===== DATASET CONTENT =====

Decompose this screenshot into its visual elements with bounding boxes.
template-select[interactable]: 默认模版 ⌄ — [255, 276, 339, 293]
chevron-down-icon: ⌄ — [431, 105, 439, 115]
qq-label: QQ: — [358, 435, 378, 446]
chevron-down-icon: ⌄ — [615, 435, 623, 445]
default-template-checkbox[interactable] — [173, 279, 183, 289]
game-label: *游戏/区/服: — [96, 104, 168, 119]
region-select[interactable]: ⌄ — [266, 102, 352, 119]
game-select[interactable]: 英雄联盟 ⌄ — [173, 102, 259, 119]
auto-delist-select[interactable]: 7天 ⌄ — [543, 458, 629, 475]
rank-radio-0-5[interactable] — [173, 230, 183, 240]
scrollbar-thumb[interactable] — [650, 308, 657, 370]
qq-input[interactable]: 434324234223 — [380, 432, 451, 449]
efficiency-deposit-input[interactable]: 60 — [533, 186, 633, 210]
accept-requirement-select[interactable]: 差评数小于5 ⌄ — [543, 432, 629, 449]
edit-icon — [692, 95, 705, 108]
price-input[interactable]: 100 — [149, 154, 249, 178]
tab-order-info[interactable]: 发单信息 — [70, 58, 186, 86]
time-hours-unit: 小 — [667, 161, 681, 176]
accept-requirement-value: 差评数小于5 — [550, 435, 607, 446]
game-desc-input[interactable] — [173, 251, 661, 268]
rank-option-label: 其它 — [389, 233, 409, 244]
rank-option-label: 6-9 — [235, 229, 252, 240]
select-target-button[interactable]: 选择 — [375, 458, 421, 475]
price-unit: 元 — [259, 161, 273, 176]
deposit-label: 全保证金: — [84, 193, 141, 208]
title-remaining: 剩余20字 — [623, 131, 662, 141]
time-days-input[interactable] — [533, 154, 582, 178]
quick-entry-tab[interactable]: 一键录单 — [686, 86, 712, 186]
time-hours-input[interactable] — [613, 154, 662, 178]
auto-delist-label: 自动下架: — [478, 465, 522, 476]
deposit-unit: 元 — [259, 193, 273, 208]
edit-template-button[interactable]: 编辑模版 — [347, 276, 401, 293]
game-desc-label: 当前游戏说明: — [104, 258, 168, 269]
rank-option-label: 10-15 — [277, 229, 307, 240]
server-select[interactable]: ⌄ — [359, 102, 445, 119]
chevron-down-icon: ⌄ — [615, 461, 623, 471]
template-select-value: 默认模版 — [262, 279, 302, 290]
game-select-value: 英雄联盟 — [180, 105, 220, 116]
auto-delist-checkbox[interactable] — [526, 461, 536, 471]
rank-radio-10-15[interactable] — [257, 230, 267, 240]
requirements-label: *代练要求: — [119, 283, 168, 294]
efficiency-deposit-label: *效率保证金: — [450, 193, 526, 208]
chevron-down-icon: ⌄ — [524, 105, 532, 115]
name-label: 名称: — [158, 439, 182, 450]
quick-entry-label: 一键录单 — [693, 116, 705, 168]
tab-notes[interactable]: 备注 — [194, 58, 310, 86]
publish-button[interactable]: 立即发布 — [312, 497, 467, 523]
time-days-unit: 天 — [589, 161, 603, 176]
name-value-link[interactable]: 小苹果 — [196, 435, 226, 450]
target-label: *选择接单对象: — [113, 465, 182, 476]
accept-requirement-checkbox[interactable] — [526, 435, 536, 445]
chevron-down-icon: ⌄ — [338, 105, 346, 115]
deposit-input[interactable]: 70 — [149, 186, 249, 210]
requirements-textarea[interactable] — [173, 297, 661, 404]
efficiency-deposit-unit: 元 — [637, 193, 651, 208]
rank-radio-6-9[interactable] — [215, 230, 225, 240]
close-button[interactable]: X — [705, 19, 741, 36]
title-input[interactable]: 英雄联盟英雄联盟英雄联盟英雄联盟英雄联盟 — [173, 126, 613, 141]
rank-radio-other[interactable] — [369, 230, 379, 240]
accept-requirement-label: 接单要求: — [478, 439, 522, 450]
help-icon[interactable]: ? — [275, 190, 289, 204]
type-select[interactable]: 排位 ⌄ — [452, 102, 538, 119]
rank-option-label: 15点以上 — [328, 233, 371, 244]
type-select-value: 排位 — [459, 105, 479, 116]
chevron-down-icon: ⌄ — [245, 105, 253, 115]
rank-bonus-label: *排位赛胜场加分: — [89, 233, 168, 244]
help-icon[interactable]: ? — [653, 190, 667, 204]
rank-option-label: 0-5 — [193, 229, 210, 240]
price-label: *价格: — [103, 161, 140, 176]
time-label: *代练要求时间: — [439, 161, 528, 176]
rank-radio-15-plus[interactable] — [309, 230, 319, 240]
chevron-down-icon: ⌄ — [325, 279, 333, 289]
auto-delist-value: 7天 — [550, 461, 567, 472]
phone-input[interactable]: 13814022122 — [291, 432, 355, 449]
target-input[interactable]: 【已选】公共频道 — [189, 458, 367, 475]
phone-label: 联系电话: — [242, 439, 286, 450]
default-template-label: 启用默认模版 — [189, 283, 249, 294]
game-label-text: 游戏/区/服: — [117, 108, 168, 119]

=====

__TASK DIRECTIONS__: Extract every line from the entries above that contains the string "efficiency", matching case exactly.

__THE RESULT__:
efficiency-deposit-input[interactable]: 60 — [533, 186, 633, 210]
efficiency-deposit-label: *效率保证金: — [450, 193, 526, 208]
efficiency-deposit-unit: 元 — [637, 193, 651, 208]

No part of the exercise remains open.